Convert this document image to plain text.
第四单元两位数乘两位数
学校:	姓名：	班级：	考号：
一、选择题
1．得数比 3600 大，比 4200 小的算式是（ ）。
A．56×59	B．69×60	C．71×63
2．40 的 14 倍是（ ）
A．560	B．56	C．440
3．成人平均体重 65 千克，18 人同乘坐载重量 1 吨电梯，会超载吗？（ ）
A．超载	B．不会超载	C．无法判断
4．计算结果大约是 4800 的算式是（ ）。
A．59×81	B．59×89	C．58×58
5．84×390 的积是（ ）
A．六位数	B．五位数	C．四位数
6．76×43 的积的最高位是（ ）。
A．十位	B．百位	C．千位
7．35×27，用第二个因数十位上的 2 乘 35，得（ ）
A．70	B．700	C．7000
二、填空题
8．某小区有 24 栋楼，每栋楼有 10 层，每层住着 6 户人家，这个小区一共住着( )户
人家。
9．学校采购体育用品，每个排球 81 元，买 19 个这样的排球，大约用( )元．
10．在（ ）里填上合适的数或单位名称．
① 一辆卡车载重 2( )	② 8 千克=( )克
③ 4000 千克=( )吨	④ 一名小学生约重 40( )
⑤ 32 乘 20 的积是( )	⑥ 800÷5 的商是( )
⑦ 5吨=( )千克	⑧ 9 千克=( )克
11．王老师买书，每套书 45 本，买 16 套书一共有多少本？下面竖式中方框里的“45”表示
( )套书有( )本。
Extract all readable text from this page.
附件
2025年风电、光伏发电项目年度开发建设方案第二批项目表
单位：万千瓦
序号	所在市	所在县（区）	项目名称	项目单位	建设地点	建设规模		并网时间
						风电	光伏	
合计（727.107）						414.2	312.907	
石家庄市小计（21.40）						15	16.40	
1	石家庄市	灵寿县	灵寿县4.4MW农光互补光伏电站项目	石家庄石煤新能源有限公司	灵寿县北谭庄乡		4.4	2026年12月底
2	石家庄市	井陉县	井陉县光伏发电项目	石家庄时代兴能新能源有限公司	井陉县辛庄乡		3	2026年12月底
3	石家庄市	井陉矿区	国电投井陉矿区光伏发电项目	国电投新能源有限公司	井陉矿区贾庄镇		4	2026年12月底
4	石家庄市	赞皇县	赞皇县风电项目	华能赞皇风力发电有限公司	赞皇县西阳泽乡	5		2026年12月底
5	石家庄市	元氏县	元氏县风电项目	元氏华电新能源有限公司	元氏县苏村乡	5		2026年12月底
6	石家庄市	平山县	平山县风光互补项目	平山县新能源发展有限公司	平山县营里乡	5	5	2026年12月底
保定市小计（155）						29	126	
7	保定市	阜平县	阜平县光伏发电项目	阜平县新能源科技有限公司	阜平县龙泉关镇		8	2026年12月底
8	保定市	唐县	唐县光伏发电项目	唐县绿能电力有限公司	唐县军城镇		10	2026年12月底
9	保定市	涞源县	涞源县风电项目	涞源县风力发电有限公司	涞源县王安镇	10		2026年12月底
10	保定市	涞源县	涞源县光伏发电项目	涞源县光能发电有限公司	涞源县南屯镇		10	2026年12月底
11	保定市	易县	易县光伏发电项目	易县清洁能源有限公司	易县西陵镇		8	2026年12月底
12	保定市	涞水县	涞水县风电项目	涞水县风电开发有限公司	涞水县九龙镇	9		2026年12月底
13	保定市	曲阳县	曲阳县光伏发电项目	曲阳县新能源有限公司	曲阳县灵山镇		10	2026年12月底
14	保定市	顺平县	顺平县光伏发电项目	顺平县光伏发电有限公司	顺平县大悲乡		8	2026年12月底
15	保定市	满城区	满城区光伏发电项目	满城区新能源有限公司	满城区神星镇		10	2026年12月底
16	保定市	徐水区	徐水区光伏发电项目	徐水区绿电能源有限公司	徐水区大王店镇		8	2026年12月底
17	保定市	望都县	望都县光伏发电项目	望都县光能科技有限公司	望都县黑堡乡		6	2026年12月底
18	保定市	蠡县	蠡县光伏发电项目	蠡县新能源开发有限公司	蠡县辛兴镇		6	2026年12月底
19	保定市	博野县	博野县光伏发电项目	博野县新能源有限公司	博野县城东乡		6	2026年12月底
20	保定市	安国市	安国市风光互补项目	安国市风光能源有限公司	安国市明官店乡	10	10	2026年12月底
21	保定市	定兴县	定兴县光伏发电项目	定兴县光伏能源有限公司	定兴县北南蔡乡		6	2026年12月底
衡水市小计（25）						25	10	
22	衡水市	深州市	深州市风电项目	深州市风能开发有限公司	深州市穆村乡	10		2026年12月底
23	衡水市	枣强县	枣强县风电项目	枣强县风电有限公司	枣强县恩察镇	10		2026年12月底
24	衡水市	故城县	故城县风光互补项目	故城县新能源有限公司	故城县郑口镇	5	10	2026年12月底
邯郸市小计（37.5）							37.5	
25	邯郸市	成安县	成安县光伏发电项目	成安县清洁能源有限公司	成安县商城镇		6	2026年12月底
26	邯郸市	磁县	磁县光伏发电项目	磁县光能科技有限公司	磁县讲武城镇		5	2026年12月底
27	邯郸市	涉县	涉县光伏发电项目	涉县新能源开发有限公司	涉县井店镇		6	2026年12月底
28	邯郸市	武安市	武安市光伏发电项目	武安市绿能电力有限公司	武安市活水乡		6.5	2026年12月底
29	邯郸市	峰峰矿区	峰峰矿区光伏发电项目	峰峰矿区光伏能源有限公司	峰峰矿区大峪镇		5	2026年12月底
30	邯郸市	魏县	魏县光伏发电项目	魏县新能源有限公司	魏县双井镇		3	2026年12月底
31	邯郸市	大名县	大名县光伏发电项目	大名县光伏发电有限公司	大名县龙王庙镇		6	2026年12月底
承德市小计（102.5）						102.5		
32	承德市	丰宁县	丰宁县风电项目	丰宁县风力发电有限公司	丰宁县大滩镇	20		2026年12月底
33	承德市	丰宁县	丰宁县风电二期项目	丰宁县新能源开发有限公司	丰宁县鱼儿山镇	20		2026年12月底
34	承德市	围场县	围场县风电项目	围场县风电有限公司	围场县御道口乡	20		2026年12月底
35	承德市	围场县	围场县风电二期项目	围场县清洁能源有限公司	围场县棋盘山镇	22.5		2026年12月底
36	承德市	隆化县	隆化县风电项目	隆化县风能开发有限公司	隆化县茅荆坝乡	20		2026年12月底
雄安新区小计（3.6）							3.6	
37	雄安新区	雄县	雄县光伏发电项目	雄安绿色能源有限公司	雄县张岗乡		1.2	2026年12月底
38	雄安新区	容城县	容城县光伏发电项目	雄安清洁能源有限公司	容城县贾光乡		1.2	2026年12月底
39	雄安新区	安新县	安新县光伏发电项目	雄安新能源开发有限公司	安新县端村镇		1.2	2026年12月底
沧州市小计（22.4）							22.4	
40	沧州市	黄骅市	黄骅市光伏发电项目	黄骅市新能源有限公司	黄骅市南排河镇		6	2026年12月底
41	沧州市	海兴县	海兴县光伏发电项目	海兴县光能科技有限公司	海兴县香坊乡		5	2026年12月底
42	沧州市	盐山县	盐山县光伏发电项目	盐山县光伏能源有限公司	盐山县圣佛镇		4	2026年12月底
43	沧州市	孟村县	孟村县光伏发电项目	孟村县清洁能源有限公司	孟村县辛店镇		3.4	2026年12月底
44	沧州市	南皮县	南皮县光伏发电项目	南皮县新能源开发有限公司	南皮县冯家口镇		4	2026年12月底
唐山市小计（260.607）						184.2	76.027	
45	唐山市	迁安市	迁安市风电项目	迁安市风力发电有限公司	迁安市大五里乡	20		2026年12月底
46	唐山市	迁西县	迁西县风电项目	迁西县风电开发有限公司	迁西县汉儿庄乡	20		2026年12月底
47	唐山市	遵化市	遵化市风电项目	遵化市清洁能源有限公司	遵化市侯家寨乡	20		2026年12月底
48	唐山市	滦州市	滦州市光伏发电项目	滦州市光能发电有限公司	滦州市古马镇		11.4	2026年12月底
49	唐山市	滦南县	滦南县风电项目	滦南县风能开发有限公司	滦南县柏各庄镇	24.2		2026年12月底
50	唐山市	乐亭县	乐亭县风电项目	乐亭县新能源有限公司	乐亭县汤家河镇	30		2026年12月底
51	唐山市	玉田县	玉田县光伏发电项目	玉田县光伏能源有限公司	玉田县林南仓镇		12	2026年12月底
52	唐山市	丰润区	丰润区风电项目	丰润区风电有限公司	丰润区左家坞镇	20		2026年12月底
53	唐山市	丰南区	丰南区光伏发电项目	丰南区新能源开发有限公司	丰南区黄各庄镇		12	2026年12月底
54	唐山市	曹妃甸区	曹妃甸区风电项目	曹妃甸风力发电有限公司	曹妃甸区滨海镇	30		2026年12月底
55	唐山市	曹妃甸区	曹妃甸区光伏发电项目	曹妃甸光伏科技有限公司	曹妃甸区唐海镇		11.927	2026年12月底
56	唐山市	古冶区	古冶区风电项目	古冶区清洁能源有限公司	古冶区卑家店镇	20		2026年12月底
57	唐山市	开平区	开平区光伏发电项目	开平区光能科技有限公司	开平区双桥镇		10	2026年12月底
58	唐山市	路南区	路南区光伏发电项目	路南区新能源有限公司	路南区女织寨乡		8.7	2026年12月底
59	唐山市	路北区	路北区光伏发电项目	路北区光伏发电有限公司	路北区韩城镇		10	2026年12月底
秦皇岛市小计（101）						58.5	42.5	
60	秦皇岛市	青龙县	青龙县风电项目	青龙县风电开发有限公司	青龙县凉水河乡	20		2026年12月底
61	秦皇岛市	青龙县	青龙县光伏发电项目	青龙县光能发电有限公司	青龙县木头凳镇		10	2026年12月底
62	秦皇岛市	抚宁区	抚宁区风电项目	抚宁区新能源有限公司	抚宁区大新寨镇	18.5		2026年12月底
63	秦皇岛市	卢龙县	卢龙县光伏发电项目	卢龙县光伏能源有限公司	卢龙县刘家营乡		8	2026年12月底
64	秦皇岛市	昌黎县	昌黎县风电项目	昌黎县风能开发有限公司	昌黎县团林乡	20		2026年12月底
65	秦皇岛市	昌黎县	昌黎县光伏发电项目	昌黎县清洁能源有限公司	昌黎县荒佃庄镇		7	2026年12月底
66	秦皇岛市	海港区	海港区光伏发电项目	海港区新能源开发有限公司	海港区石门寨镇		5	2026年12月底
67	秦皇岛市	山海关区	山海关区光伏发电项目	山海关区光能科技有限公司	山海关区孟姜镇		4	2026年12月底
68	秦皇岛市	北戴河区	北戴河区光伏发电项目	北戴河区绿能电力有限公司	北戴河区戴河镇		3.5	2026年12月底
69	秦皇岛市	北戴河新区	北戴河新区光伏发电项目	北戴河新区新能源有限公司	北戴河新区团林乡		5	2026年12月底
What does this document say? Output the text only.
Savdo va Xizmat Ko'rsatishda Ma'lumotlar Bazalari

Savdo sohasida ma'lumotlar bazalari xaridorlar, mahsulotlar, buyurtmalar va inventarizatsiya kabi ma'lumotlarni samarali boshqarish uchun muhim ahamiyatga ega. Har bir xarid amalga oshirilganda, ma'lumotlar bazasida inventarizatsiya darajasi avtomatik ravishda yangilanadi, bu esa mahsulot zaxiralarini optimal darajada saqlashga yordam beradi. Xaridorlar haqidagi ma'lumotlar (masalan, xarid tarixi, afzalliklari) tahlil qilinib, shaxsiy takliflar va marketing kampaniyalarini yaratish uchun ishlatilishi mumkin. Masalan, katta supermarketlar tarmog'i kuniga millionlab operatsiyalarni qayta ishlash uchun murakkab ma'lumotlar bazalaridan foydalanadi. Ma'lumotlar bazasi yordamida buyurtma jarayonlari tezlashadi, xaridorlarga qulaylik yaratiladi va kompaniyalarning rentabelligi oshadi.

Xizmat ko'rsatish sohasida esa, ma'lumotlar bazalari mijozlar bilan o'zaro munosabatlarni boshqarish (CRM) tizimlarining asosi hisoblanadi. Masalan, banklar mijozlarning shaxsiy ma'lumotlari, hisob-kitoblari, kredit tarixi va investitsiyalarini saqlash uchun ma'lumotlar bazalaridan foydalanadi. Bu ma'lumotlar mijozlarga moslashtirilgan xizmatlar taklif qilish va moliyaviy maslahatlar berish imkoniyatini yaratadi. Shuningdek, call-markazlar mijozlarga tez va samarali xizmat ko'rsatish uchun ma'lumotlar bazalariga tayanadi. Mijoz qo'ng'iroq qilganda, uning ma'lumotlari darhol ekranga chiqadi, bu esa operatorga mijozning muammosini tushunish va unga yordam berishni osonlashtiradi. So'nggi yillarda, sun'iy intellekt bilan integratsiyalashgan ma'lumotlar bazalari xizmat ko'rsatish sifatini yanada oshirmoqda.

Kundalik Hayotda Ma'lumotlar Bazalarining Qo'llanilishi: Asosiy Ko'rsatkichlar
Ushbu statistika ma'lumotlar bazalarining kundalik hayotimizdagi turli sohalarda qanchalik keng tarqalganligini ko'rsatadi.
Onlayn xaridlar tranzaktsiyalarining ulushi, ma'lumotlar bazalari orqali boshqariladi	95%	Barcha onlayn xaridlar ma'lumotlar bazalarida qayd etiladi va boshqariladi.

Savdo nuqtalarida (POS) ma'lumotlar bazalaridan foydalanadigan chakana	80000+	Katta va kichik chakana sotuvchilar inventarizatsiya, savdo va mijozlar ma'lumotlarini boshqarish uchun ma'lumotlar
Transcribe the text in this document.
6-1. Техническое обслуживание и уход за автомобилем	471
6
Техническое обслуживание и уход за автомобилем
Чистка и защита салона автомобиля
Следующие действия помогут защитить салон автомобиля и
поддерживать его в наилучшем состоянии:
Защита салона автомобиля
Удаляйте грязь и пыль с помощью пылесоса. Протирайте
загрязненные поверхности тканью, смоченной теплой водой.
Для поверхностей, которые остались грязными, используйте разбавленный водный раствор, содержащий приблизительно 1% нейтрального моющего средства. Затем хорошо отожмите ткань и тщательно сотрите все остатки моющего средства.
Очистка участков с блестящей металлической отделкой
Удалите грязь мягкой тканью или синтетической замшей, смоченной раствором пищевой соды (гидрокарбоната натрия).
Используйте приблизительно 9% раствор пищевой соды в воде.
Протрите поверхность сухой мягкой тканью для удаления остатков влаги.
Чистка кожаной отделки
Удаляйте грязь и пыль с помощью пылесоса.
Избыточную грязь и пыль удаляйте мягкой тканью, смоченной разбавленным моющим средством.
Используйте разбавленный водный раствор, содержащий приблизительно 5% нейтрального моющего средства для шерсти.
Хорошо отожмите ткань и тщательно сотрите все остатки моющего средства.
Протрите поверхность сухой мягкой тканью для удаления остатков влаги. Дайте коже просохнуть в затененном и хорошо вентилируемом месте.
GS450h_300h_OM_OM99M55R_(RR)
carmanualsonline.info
◇ ◇ ◇ ◇ ◇ ◇ ◇
◆ **PROBLEM STATEMENT**: Copy out every line of the listing that includes the string "document".

◆ **OUTPUT BELOW**:
Convert this document image to plain text.
What does this document say? Output the text only.
Transcribe the text in this document.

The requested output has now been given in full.